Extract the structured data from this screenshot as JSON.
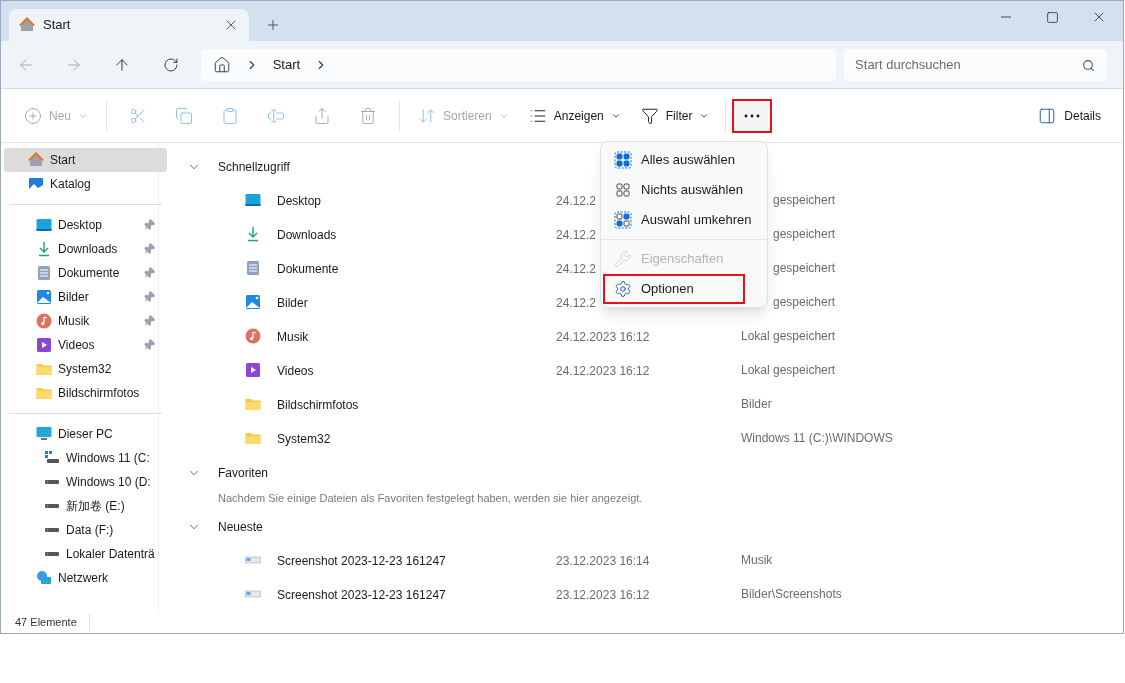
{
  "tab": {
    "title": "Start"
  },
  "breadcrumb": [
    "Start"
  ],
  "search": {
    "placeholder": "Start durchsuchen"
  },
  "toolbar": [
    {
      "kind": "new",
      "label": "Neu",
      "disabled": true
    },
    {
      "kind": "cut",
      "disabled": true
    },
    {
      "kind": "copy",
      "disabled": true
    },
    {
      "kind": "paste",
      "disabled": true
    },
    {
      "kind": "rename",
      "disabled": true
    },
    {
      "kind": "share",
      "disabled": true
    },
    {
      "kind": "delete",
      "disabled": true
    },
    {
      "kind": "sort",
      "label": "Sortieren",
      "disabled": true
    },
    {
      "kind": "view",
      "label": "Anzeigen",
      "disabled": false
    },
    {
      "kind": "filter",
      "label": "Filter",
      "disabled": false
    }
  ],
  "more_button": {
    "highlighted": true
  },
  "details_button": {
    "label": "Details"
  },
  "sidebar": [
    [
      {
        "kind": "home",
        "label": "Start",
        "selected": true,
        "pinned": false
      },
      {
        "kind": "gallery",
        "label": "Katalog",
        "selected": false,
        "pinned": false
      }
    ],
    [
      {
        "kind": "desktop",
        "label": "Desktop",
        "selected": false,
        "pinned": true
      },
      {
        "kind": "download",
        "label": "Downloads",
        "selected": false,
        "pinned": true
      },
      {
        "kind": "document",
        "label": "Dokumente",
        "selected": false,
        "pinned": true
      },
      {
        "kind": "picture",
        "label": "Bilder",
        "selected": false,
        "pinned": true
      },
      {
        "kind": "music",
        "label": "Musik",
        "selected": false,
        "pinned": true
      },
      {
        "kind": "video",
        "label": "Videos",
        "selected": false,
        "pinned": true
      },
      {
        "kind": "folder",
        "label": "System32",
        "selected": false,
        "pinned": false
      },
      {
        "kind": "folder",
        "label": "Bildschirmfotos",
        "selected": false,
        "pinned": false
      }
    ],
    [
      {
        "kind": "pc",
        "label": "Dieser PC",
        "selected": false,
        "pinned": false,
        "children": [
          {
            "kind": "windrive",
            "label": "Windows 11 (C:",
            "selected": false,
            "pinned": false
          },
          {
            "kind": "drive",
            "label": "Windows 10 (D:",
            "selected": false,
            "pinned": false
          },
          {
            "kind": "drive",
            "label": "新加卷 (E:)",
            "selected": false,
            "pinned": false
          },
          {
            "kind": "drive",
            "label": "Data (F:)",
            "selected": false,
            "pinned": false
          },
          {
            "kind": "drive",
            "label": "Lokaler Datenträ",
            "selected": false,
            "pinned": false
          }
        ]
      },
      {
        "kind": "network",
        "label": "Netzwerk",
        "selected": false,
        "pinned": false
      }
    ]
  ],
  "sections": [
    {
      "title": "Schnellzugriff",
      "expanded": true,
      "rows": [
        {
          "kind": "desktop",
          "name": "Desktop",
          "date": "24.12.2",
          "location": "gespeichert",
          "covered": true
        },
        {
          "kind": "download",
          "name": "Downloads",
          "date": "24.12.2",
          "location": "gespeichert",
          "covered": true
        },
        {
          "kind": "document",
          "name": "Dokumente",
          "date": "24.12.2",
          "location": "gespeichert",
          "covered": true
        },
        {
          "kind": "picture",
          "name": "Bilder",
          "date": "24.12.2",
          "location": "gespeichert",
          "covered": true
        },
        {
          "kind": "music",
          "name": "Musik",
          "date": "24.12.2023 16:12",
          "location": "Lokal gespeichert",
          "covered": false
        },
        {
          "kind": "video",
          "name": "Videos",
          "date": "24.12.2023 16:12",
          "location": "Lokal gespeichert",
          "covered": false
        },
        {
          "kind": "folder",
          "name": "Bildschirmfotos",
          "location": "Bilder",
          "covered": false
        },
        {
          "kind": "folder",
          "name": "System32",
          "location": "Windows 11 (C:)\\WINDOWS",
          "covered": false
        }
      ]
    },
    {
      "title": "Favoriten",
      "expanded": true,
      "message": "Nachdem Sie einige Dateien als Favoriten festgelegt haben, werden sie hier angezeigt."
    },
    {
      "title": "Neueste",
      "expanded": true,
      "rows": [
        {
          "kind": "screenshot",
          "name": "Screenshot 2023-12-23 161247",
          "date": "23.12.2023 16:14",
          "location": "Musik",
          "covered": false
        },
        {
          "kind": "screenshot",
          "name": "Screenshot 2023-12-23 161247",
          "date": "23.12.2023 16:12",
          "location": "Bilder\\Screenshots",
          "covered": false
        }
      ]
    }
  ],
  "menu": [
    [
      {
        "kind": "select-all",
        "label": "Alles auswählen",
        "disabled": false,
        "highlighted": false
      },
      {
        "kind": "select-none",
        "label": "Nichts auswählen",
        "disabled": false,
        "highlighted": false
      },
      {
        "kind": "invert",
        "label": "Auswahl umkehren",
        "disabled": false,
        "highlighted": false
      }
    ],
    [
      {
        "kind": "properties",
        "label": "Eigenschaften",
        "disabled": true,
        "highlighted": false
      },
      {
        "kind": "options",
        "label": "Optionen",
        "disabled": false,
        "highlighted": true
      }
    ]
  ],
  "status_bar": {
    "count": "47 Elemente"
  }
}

☆ ☆ ☆ ☆ ☆ ☆ ☆

WORK TO COMPLETE: Without including any pictures, print each record exactly.

ANSWER BELOW:
Extract the structured data from this screenshot as JSON.
{
  "tab": {
    "title": "Start"
  },
  "breadcrumb": [
    "Start"
  ],
  "search": {
    "placeholder": "Start durchsuchen"
  },
  "toolbar": [
    {
      "kind": "new",
      "label": "Neu",
      "disabled": true
    },
    {
      "kind": "cut",
      "disabled": true
    },
    {
      "kind": "copy",
      "disabled": true
    },
    {
      "kind": "paste",
      "disabled": true
    },
    {
      "kind": "rename",
      "disabled": true
    },
    {
      "kind": "share",
      "disabled": true
    },
    {
      "kind": "delete",
      "disabled": true
    },
    {
      "kind": "sort",
      "label": "Sortieren",
      "disabled": true
    },
    {
      "kind": "view",
      "label": "Anzeigen",
      "disabled": false
    },
    {
      "kind": "filter",
      "label": "Filter",
      "disabled": false
    }
  ],
  "more_button": {
    "highlighted": true
  },
  "details_button": {
    "label": "Details"
  },
  "sidebar": [
    [
      {
        "kind": "home",
        "label": "Start",
        "selected": true,
        "pinned": false
      },
      {
        "kind": "gallery",
        "label": "Katalog",
        "selected": false,
        "pinned": false
      }
    ],
    [
      {
        "kind": "desktop",
        "label": "Desktop",
        "selected": false,
        "pinned": true
      },
      {
        "kind": "download",
        "label": "Downloads",
        "selected": false,
        "pinned": true
      },
      {
        "kind": "document",
        "label": "Dokumente",
        "selected": false,
        "pinned": true
      },
      {
        "kind": "picture",
        "label": "Bilder",
        "selected": false,
        "pinned": true
      },
      {
        "kind": "music",
        "label": "Musik",
        "selected": false,
        "pinned": true
      },
      {
        "kind": "video",
        "label": "Videos",
        "selected": false,
        "pinned": true
      },
      {
        "kind": "folder",
        "label": "System32",
        "selected": false,
        "pinned": false
      },
      {
        "kind": "folder",
        "label": "Bildschirmfotos",
        "selected": false,
        "pinned": false
      }
    ],
    [
      {
        "kind": "pc",
        "label": "Dieser PC",
        "selected": false,
        "pinned": false,
        "children": [
          {
            "kind": "windrive",
            "label": "Windows 11 (C:",
            "selected": false,
            "pinned": false
          },
          {
            "kind": "drive",
            "label": "Windows 10 (D:",
            "selected": false,
            "pinned": false
          },
          {
            "kind": "drive",
            "label": "新加卷 (E:)",
            "selected": false,
            "pinned": false
          },
          {
            "kind": "drive",
            "label": "Data (F:)",
            "selected": false,
            "pinned": false
          },
          {
            "kind": "drive",
            "label": "Lokaler Datenträ",
            "selected": false,
            "pinned": false
          }
        ]
      },
      {
        "kind": "network",
        "label": "Netzwerk",
        "selected": false,
        "pinned": false
      }
    ]
  ],
  "sections": [
    {
      "title": "Schnellzugriff",
      "expanded": true,
      "rows": [
        {
          "kind": "desktop",
          "name": "Desktop",
          "date": "24.12.2",
          "location": "gespeichert",
          "covered": true
        },
        {
          "kind": "download",
          "name": "Downloads",
          "date": "24.12.2",
          "location": "gespeichert",
          "covered": true
        },
        {
          "kind": "document",
          "name": "Dokumente",
          "date": "24.12.2",
          "location": "gespeichert",
          "covered": true
        },
        {
          "kind": "picture",
          "name": "Bilder",
          "date": "24.12.2",
          "location": "gespeichert",
          "covered": true
        },
        {
          "kind": "music",
          "name": "Musik",
          "date": "24.12.2023 16:12",
          "location": "Lokal gespeichert",
          "covered": false
        },
        {
          "kind": "video",
          "name": "Videos",
          "date": "24.12.2023 16:12",
          "location": "Lokal gespeichert",
          "covered": false
        },
        {
          "kind": "folder",
          "name": "Bildschirmfotos",
          "location": "Bilder",
          "covered": false
        },
        {
          "kind": "folder",
          "name": "System32",
          "location": "Windows 11 (C:)\\WINDOWS",
          "covered": false
        }
      ]
    },
    {
      "title": "Favoriten",
      "expanded": true,
      "message": "Nachdem Sie einige Dateien als Favoriten festgelegt haben, werden sie hier angezeigt."
    },
    {
      "title": "Neueste",
      "expanded": true,
      "rows": [
        {
          "kind": "screenshot",
          "name": "Screenshot 2023-12-23 161247",
          "date": "23.12.2023 16:14",
          "location": "Musik",
          "covered": false
        },
        {
          "kind": "screenshot",
          "name": "Screenshot 2023-12-23 161247",
          "date": "23.12.2023 16:12",
          "location": "Bilder\\Screenshots",
          "covered": false
        }
      ]
    }
  ],
  "menu": [
    [
      {
        "kind": "select-all",
        "label": "Alles auswählen",
        "disabled": false,
        "highlighted": false
      },
      {
        "kind": "select-none",
        "label": "Nichts auswählen",
        "disabled": false,
        "highlighted": false
      },
      {
        "kind": "invert",
        "label": "Auswahl umkehren",
        "disabled": false,
        "highlighted": false
      }
    ],
    [
      {
        "kind": "properties",
        "label": "Eigenschaften",
        "disabled": true,
        "highlighted": false
      },
      {
        "kind": "options",
        "label": "Optionen",
        "disabled": false,
        "highlighted": true
      }
    ]
  ],
  "status_bar": {
    "count": "47 Elemente"
  }
}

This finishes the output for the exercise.